Saved entries:
.....
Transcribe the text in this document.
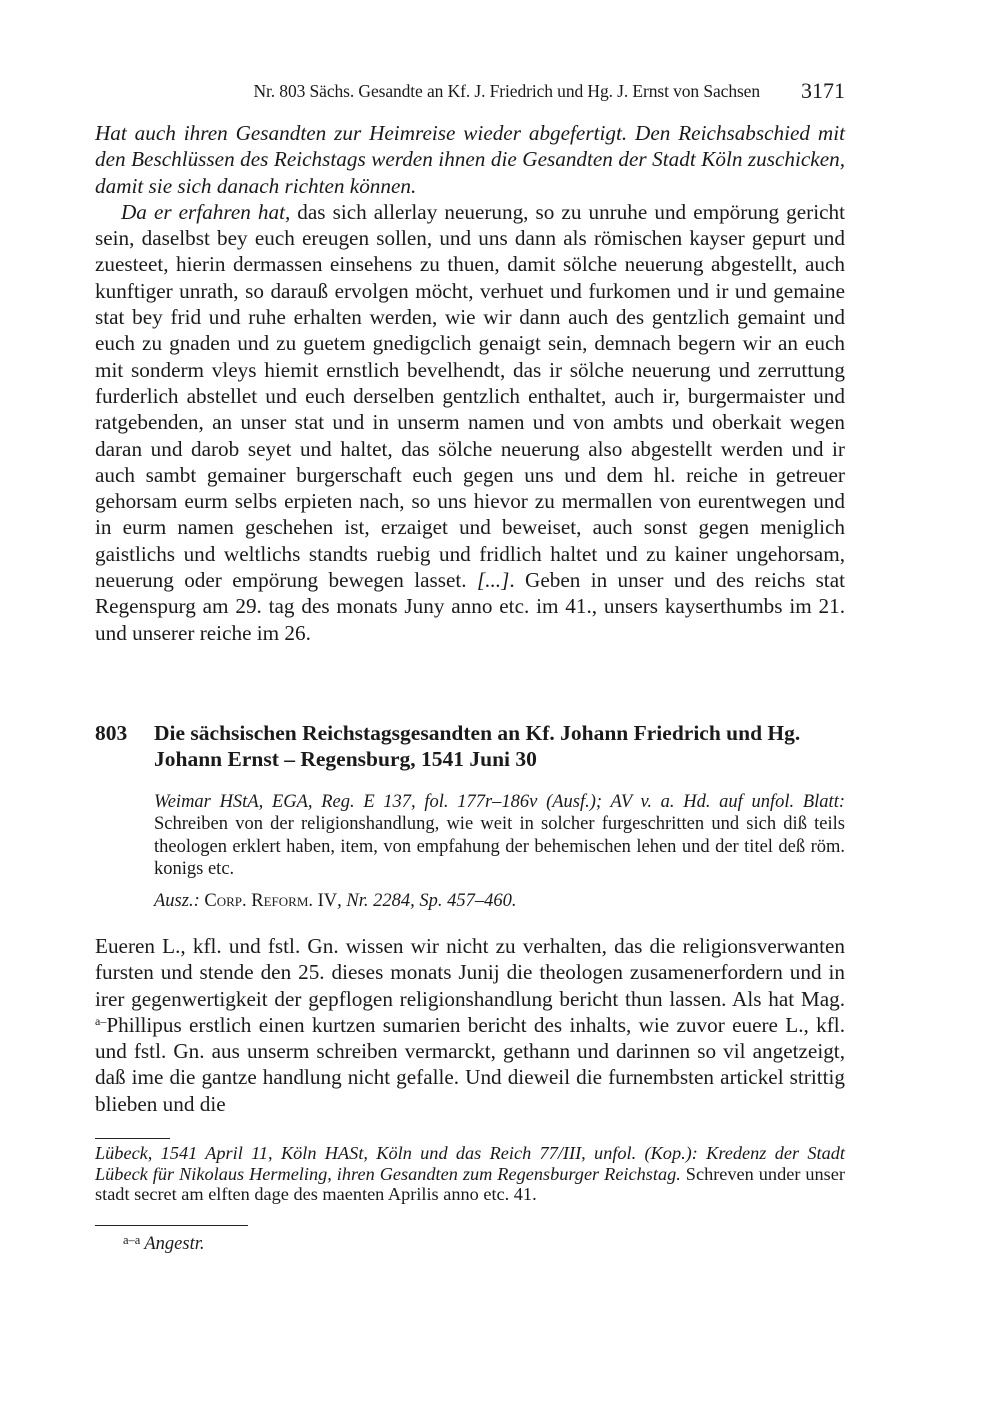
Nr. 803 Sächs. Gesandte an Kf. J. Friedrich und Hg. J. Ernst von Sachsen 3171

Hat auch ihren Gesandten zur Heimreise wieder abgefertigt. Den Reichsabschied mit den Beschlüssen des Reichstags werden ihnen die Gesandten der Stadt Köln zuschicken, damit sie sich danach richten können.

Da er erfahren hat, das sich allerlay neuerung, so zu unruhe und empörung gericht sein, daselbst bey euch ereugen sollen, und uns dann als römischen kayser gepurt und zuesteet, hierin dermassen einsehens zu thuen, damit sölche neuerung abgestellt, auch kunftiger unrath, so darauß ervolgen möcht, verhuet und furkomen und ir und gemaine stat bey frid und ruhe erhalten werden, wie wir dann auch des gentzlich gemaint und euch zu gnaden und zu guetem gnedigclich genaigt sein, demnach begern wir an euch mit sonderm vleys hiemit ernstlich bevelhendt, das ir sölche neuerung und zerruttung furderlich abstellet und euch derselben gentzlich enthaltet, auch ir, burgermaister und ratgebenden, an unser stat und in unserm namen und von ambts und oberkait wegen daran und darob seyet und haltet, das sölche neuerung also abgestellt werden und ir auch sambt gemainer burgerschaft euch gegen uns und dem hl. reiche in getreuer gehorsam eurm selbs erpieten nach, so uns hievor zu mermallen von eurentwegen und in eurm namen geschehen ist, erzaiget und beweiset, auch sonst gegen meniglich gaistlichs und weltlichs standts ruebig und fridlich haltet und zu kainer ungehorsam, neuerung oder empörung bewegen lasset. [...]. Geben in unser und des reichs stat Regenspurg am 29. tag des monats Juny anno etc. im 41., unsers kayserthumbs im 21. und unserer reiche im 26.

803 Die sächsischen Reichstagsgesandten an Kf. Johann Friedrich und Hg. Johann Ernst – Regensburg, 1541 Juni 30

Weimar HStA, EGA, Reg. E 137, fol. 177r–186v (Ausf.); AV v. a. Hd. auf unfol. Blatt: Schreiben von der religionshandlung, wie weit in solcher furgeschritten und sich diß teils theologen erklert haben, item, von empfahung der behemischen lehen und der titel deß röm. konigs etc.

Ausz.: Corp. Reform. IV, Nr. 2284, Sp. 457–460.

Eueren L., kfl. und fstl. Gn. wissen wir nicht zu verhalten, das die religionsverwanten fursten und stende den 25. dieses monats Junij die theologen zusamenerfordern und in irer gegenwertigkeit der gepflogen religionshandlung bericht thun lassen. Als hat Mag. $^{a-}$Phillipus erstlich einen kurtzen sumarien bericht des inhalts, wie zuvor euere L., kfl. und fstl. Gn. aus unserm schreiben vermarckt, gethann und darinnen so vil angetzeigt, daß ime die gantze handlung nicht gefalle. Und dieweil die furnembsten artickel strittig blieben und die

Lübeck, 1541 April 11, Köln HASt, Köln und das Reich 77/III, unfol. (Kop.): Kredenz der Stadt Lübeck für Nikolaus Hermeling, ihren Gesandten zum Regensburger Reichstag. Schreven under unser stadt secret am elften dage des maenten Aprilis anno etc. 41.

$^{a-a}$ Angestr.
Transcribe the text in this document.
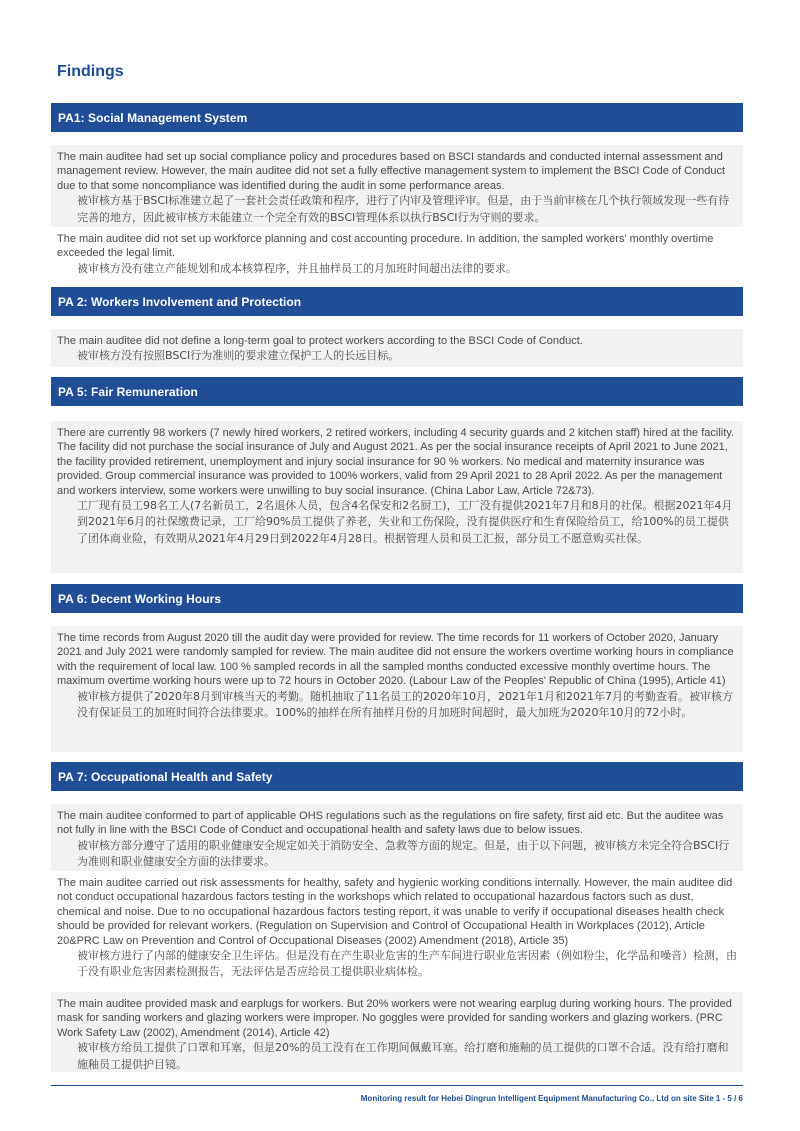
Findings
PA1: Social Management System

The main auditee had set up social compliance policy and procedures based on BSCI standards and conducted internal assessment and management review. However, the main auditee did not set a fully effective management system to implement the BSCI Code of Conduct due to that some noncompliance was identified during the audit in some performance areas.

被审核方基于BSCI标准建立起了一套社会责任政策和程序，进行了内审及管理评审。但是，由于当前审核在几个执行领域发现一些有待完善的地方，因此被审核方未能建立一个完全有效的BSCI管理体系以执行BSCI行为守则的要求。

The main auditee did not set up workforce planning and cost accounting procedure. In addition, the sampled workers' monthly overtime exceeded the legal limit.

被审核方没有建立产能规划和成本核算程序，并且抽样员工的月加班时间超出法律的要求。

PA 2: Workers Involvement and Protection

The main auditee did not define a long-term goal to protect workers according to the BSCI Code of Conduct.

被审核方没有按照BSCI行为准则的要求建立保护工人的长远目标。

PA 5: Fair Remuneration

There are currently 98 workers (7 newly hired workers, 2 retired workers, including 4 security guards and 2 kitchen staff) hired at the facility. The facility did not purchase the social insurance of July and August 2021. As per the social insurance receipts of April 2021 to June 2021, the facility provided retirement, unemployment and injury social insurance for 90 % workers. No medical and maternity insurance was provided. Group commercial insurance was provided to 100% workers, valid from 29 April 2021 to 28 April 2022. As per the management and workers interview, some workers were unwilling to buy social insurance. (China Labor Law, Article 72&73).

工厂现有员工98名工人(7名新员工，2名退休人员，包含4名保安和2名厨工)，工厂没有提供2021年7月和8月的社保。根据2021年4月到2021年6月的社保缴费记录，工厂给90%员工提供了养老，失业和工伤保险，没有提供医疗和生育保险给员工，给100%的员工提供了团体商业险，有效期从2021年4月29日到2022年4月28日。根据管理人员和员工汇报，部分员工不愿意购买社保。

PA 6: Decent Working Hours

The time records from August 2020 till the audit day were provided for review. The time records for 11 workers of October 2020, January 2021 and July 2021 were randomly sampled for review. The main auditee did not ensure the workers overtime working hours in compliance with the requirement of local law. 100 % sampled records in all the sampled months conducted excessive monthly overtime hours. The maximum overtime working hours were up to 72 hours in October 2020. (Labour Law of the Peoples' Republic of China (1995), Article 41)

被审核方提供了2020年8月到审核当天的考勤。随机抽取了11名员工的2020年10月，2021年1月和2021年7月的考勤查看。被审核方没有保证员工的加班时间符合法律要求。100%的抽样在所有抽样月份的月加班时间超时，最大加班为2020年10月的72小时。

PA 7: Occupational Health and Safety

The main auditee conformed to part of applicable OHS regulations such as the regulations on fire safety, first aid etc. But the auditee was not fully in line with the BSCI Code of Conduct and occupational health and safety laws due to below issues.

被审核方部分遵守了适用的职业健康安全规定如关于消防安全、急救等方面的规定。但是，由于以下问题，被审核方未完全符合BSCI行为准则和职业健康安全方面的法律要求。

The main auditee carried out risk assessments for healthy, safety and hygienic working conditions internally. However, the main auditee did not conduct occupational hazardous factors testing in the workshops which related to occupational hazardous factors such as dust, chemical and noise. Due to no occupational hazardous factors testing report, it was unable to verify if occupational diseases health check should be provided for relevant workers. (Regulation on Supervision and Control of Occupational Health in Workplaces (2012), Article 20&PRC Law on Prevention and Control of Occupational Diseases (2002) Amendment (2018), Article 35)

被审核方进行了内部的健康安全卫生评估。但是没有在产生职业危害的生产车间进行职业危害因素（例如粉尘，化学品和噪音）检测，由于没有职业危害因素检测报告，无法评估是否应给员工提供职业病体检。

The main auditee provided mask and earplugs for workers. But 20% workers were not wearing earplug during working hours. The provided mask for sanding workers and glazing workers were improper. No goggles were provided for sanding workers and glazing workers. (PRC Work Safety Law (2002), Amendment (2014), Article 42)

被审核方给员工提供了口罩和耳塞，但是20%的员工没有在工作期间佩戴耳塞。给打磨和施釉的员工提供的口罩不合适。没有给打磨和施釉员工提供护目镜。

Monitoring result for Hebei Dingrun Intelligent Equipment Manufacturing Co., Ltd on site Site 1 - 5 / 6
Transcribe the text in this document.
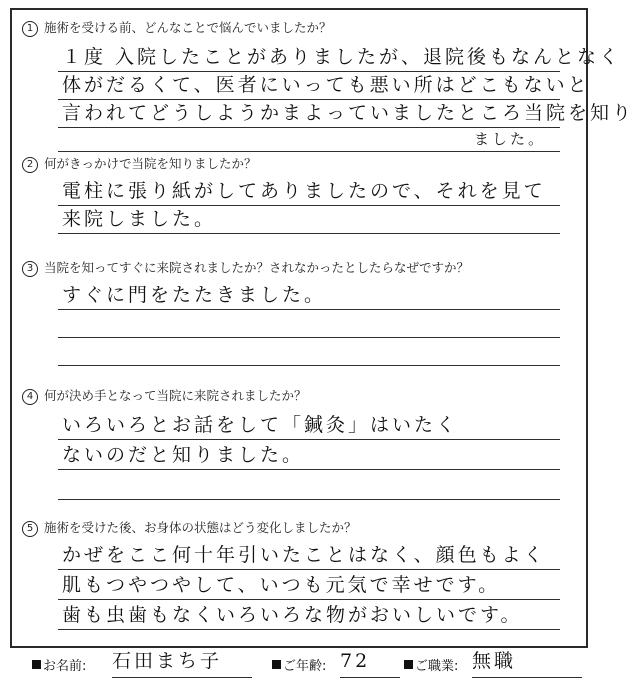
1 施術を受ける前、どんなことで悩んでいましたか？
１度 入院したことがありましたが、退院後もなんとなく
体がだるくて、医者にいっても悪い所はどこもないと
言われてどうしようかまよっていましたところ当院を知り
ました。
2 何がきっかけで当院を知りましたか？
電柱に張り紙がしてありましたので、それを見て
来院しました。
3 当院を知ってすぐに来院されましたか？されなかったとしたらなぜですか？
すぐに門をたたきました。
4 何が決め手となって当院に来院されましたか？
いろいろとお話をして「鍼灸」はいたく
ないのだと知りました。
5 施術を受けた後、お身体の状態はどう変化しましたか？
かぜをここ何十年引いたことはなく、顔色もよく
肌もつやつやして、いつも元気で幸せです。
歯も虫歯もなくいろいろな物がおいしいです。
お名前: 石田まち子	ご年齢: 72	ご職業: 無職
.....
# To be done:
Among the lines above, determine how many hold the word "April"; report the figure alone.

# Expected output:
2